_Given entries_
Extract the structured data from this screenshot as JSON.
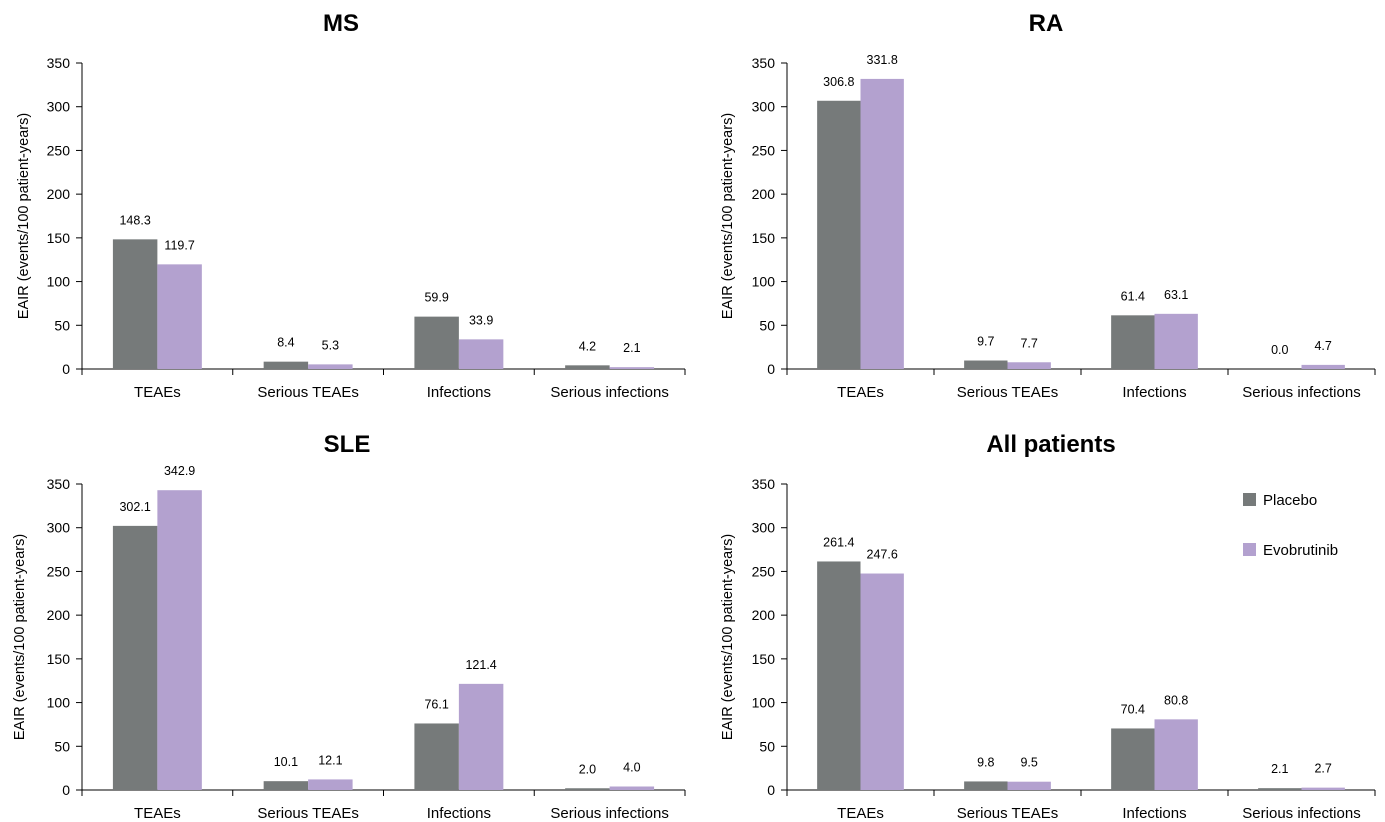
{
  "legend": [
    {
      "name": "Placebo",
      "color": "#767a7a"
    },
    {
      "name": "Evobrutinib",
      "color": "#b3a1cf"
    }
  ],
  "chart_data": [
    {
      "type": "bar",
      "title": "MS",
      "ylabel": "EAIR (events/100 patient-years)",
      "xlabel": "",
      "ylim": [
        0,
        350
      ],
      "yticks": [
        "0",
        "50",
        "100",
        "150",
        "200",
        "250",
        "300",
        "350"
      ],
      "categories": [
        "TEAEs",
        "Serious TEAEs",
        "Infections",
        "Serious infections"
      ],
      "series": [
        {
          "name": "Placebo",
          "values": [
            148.3,
            8.4,
            59.9,
            4.2
          ],
          "labels": [
            "148.3",
            "8.4",
            "59.9",
            "4.2"
          ]
        },
        {
          "name": "Evobrutinib",
          "values": [
            119.7,
            5.3,
            33.9,
            2.1
          ],
          "labels": [
            "119.7",
            "5.3",
            "33.9",
            "2.1"
          ]
        }
      ]
    },
    {
      "type": "bar",
      "title": "RA",
      "ylabel": "EAIR (events/100 patient-years)",
      "xlabel": "",
      "ylim": [
        0,
        350
      ],
      "yticks": [
        "0",
        "50",
        "100",
        "150",
        "200",
        "250",
        "300",
        "350"
      ],
      "categories": [
        "TEAEs",
        "Serious TEAEs",
        "Infections",
        "Serious infections"
      ],
      "series": [
        {
          "name": "Placebo",
          "values": [
            306.8,
            9.7,
            61.4,
            0.0
          ],
          "labels": [
            "306.8",
            "9.7",
            "61.4",
            "0.0"
          ]
        },
        {
          "name": "Evobrutinib",
          "values": [
            331.8,
            7.7,
            63.1,
            4.7
          ],
          "labels": [
            "331.8",
            "7.7",
            "63.1",
            "4.7"
          ]
        }
      ]
    },
    {
      "type": "bar",
      "title": "SLE",
      "ylabel": "EAIR (events/100 patient-years)",
      "xlabel": "",
      "ylim": [
        0,
        350
      ],
      "yticks": [
        "0",
        "50",
        "100",
        "150",
        "200",
        "250",
        "300",
        "350"
      ],
      "categories": [
        "TEAEs",
        "Serious TEAEs",
        "Infections",
        "Serious infections"
      ],
      "series": [
        {
          "name": "Placebo",
          "values": [
            302.1,
            10.1,
            76.1,
            2.0
          ],
          "labels": [
            "302.1",
            "10.1",
            "76.1",
            "2.0"
          ]
        },
        {
          "name": "Evobrutinib",
          "values": [
            342.9,
            12.1,
            121.4,
            4.0
          ],
          "labels": [
            "342.9",
            "12.1",
            "121.4",
            "4.0"
          ]
        }
      ]
    },
    {
      "type": "bar",
      "title": "All patients",
      "ylabel": "EAIR (events/100 patient-years)",
      "xlabel": "",
      "ylim": [
        0,
        350
      ],
      "yticks": [
        "0",
        "50",
        "100",
        "150",
        "200",
        "250",
        "300",
        "350"
      ],
      "categories": [
        "TEAEs",
        "Serious TEAEs",
        "Infections",
        "Serious infections"
      ],
      "series": [
        {
          "name": "Placebo",
          "values": [
            261.4,
            9.8,
            70.4,
            2.1
          ],
          "labels": [
            "261.4",
            "9.8",
            "70.4",
            "2.1"
          ]
        },
        {
          "name": "Evobrutinib",
          "values": [
            247.6,
            9.5,
            80.8,
            2.7
          ],
          "labels": [
            "247.6",
            "9.5",
            "80.8",
            "2.7"
          ]
        }
      ],
      "legend_position": "top-right"
    }
  ]
}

_Required action_
Retype all the data exactly, please, without pictures.

_Response area_
Extract the structured data from this screenshot as JSON.
{
  "legend": [
    {
      "name": "Placebo",
      "color": "#767a7a"
    },
    {
      "name": "Evobrutinib",
      "color": "#b3a1cf"
    }
  ],
  "chart_data": [
    {
      "type": "bar",
      "title": "MS",
      "ylabel": "EAIR (events/100 patient-years)",
      "xlabel": "",
      "ylim": [
        0,
        350
      ],
      "yticks": [
        "0",
        "50",
        "100",
        "150",
        "200",
        "250",
        "300",
        "350"
      ],
      "categories": [
        "TEAEs",
        "Serious TEAEs",
        "Infections",
        "Serious infections"
      ],
      "series": [
        {
          "name": "Placebo",
          "values": [
            148.3,
            8.4,
            59.9,
            4.2
          ],
          "labels": [
            "148.3",
            "8.4",
            "59.9",
            "4.2"
          ]
        },
        {
          "name": "Evobrutinib",
          "values": [
            119.7,
            5.3,
            33.9,
            2.1
          ],
          "labels": [
            "119.7",
            "5.3",
            "33.9",
            "2.1"
          ]
        }
      ]
    },
    {
      "type": "bar",
      "title": "RA",
      "ylabel": "EAIR (events/100 patient-years)",
      "xlabel": "",
      "ylim": [
        0,
        350
      ],
      "yticks": [
        "0",
        "50",
        "100",
        "150",
        "200",
        "250",
        "300",
        "350"
      ],
      "categories": [
        "TEAEs",
        "Serious TEAEs",
        "Infections",
        "Serious infections"
      ],
      "series": [
        {
          "name": "Placebo",
          "values": [
            306.8,
            9.7,
            61.4,
            0.0
          ],
          "labels": [
            "306.8",
            "9.7",
            "61.4",
            "0.0"
          ]
        },
        {
          "name": "Evobrutinib",
          "values": [
            331.8,
            7.7,
            63.1,
            4.7
          ],
          "labels": [
            "331.8",
            "7.7",
            "63.1",
            "4.7"
          ]
        }
      ]
    },
    {
      "type": "bar",
      "title": "SLE",
      "ylabel": "EAIR (events/100 patient-years)",
      "xlabel": "",
      "ylim": [
        0,
        350
      ],
      "yticks": [
        "0",
        "50",
        "100",
        "150",
        "200",
        "250",
        "300",
        "350"
      ],
      "categories": [
        "TEAEs",
        "Serious TEAEs",
        "Infections",
        "Serious infections"
      ],
      "series": [
        {
          "name": "Placebo",
          "values": [
            302.1,
            10.1,
            76.1,
            2.0
          ],
          "labels": [
            "302.1",
            "10.1",
            "76.1",
            "2.0"
          ]
        },
        {
          "name": "Evobrutinib",
          "values": [
            342.9,
            12.1,
            121.4,
            4.0
          ],
          "labels": [
            "342.9",
            "12.1",
            "121.4",
            "4.0"
          ]
        }
      ]
    },
    {
      "type": "bar",
      "title": "All patients",
      "ylabel": "EAIR (events/100 patient-years)",
      "xlabel": "",
      "ylim": [
        0,
        350
      ],
      "yticks": [
        "0",
        "50",
        "100",
        "150",
        "200",
        "250",
        "300",
        "350"
      ],
      "categories": [
        "TEAEs",
        "Serious TEAEs",
        "Infections",
        "Serious infections"
      ],
      "series": [
        {
          "name": "Placebo",
          "values": [
            261.4,
            9.8,
            70.4,
            2.1
          ],
          "labels": [
            "261.4",
            "9.8",
            "70.4",
            "2.1"
          ]
        },
        {
          "name": "Evobrutinib",
          "values": [
            247.6,
            9.5,
            80.8,
            2.7
          ],
          "labels": [
            "247.6",
            "9.5",
            "80.8",
            "2.7"
          ]
        }
      ],
      "legend_position": "top-right"
    }
  ]
}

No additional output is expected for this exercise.